Task inputs —
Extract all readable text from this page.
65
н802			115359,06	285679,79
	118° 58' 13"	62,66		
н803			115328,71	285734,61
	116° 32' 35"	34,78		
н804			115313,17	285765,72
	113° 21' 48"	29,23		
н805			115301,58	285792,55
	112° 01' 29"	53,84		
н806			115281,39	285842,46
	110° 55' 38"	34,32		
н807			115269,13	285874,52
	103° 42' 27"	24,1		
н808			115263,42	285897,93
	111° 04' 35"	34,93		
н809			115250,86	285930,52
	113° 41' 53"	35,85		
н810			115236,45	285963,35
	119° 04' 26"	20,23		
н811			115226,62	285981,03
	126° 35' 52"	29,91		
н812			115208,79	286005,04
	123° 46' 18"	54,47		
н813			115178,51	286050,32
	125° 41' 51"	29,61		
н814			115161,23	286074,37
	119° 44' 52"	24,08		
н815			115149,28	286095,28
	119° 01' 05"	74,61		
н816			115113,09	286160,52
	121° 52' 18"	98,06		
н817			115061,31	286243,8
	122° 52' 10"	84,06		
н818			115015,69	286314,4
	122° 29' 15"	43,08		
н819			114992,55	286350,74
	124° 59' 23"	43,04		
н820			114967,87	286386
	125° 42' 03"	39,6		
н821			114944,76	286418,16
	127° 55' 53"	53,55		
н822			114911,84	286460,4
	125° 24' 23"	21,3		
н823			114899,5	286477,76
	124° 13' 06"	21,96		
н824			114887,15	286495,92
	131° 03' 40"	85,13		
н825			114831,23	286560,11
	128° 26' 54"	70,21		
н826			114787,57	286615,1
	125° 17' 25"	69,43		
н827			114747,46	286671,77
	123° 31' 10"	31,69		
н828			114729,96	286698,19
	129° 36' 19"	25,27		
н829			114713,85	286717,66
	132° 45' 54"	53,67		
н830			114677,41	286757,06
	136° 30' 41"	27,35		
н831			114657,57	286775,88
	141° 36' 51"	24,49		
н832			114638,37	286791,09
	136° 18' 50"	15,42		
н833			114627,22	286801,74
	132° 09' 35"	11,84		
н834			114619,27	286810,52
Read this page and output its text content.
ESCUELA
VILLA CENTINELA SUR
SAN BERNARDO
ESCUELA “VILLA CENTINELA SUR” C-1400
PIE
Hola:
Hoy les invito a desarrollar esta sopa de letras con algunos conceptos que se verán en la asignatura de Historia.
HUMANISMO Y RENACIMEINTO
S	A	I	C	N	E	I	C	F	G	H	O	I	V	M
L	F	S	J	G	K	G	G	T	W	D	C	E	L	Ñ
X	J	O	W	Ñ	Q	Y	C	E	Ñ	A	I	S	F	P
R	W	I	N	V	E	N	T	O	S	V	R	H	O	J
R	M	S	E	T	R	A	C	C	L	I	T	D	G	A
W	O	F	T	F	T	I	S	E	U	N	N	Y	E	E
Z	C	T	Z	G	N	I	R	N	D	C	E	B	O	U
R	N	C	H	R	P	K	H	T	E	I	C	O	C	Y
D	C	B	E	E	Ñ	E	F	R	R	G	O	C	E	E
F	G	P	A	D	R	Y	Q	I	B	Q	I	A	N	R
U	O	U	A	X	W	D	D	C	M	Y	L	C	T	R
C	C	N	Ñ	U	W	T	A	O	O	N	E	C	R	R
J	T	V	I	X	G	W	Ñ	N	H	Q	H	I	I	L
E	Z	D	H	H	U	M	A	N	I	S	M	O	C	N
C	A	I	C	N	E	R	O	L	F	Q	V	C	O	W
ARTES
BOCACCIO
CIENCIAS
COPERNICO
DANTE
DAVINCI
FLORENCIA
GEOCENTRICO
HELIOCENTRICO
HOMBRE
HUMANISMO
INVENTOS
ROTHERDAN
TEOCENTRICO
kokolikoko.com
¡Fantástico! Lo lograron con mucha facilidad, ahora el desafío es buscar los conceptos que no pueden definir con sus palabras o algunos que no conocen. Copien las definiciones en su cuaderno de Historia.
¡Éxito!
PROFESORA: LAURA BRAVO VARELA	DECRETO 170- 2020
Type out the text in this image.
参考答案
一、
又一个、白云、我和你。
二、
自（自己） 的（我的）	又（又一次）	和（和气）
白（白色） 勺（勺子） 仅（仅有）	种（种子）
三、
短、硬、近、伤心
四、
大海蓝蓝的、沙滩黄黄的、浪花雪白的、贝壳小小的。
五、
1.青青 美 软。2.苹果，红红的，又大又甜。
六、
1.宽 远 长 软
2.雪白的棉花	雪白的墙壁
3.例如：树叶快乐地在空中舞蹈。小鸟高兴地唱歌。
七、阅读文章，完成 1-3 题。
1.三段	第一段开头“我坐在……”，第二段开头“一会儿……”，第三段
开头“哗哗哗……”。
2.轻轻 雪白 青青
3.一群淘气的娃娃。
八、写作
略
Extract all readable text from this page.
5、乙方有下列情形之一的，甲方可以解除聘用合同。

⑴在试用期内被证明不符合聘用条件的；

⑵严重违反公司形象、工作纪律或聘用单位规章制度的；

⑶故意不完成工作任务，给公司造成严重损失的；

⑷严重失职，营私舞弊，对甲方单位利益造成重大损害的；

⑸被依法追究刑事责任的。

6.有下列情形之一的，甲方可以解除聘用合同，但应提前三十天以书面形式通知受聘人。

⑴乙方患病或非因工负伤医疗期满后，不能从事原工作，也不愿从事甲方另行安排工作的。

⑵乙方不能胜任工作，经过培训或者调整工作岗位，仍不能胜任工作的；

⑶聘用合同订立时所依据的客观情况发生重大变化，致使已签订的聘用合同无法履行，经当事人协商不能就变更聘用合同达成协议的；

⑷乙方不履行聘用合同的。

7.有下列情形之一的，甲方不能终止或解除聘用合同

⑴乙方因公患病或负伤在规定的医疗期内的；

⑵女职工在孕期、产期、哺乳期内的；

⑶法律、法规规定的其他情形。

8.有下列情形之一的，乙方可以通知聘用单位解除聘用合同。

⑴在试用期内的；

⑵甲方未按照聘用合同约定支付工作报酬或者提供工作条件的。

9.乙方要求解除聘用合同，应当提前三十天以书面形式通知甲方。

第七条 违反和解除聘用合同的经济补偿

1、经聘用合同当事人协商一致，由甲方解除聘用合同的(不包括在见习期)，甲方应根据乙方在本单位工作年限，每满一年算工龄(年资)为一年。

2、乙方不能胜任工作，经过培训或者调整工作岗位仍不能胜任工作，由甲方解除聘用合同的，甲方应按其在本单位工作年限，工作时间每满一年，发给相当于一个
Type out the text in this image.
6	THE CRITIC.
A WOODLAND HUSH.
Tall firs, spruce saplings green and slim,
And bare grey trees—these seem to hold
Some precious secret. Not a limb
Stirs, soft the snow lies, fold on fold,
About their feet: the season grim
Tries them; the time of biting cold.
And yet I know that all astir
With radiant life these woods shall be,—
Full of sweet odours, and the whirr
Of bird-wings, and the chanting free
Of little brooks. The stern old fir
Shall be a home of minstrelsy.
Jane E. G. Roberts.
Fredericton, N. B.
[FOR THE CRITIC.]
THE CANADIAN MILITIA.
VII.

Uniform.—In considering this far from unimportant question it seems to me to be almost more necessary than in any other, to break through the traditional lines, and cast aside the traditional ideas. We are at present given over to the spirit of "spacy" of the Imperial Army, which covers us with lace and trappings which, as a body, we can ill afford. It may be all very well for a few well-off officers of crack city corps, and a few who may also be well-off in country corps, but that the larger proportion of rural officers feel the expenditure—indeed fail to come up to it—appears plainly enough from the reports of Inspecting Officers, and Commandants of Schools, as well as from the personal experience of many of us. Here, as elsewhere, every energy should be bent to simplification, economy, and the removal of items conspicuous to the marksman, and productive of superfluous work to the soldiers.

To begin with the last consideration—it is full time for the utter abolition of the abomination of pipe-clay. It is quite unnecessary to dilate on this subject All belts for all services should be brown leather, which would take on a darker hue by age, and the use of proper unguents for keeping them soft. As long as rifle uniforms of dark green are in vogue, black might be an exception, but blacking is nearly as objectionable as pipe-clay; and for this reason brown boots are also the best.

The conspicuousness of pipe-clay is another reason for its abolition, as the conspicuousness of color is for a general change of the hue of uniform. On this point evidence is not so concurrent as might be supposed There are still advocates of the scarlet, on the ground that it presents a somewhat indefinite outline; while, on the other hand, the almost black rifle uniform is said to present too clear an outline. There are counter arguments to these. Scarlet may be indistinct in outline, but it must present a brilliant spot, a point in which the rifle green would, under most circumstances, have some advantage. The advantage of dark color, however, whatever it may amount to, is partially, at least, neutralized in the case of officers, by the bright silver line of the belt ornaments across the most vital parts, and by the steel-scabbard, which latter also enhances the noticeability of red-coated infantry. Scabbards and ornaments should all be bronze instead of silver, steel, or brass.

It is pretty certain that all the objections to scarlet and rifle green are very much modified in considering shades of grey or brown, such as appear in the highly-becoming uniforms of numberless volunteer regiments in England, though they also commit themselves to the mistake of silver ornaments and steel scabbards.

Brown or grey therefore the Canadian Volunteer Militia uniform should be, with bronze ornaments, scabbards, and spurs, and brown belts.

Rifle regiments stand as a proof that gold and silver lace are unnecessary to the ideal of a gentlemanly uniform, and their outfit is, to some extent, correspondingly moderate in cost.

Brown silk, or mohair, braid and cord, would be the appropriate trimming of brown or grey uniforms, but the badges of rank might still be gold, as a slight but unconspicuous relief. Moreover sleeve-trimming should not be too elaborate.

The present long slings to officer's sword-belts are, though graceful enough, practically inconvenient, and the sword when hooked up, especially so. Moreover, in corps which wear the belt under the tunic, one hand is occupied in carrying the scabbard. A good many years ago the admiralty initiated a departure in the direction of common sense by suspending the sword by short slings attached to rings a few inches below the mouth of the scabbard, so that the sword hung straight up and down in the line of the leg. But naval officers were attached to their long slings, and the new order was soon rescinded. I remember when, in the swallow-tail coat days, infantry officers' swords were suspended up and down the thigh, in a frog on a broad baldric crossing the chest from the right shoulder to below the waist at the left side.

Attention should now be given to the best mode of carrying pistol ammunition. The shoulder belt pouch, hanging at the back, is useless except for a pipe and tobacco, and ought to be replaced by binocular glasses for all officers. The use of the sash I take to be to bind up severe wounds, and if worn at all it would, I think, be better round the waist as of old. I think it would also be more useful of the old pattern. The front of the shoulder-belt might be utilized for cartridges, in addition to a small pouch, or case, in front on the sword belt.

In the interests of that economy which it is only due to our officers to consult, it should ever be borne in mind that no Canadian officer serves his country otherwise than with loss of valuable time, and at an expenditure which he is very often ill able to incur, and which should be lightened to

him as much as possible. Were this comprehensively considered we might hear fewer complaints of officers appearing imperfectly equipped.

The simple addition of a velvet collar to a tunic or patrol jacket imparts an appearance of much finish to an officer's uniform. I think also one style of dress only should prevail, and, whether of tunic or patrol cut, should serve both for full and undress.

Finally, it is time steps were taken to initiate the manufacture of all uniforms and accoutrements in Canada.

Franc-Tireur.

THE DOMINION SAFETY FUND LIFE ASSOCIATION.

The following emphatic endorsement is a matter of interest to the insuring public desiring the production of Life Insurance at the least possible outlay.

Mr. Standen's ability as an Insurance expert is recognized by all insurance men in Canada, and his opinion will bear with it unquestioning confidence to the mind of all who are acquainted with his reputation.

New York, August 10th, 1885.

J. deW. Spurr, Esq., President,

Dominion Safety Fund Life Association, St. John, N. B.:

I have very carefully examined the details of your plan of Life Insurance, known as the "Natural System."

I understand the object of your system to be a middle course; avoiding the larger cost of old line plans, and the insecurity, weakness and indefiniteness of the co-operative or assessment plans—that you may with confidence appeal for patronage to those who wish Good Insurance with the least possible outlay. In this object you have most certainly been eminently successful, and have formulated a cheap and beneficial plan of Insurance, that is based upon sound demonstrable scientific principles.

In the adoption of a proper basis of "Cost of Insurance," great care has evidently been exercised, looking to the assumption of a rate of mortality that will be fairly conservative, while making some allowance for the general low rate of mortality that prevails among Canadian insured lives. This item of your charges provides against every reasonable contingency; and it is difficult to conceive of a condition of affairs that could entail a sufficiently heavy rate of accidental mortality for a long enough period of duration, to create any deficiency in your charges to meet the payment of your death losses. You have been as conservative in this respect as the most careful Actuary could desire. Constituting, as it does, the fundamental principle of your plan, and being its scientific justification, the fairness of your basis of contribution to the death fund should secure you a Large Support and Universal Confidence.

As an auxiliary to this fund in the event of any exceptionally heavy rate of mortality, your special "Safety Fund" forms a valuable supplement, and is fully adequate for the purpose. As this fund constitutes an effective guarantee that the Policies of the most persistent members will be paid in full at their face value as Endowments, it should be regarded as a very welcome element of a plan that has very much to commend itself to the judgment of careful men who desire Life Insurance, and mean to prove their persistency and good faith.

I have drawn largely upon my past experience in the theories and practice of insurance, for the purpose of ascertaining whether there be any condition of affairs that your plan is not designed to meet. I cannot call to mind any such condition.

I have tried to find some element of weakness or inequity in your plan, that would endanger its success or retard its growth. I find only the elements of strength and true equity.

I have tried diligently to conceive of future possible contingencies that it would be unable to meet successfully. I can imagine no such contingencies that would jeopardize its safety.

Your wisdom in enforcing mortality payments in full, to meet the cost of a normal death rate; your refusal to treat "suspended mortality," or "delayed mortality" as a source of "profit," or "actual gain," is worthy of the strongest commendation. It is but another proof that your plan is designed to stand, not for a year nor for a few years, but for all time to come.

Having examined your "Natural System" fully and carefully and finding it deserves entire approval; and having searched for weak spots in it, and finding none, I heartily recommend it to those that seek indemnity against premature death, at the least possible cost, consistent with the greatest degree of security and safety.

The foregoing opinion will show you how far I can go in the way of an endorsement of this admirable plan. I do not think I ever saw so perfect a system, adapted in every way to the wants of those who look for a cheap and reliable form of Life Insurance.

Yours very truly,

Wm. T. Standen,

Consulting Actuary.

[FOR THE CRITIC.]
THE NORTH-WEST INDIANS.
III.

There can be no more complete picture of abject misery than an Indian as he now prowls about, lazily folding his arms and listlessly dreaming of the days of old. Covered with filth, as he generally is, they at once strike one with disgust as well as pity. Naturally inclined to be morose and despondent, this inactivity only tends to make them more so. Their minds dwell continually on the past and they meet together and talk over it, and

Objective — Pull every line containing "tried" out of the records.

Expected output —
I have tried to find some element of weakness or inequity in your plan, that would endanger its success or retard its growth. I find only the elements of strength and true equity.
I have tried diligently to conceive of future possible contingencies that it would be unable to meet successfully. I can imagine no such contingencies that would jeopardize its safety.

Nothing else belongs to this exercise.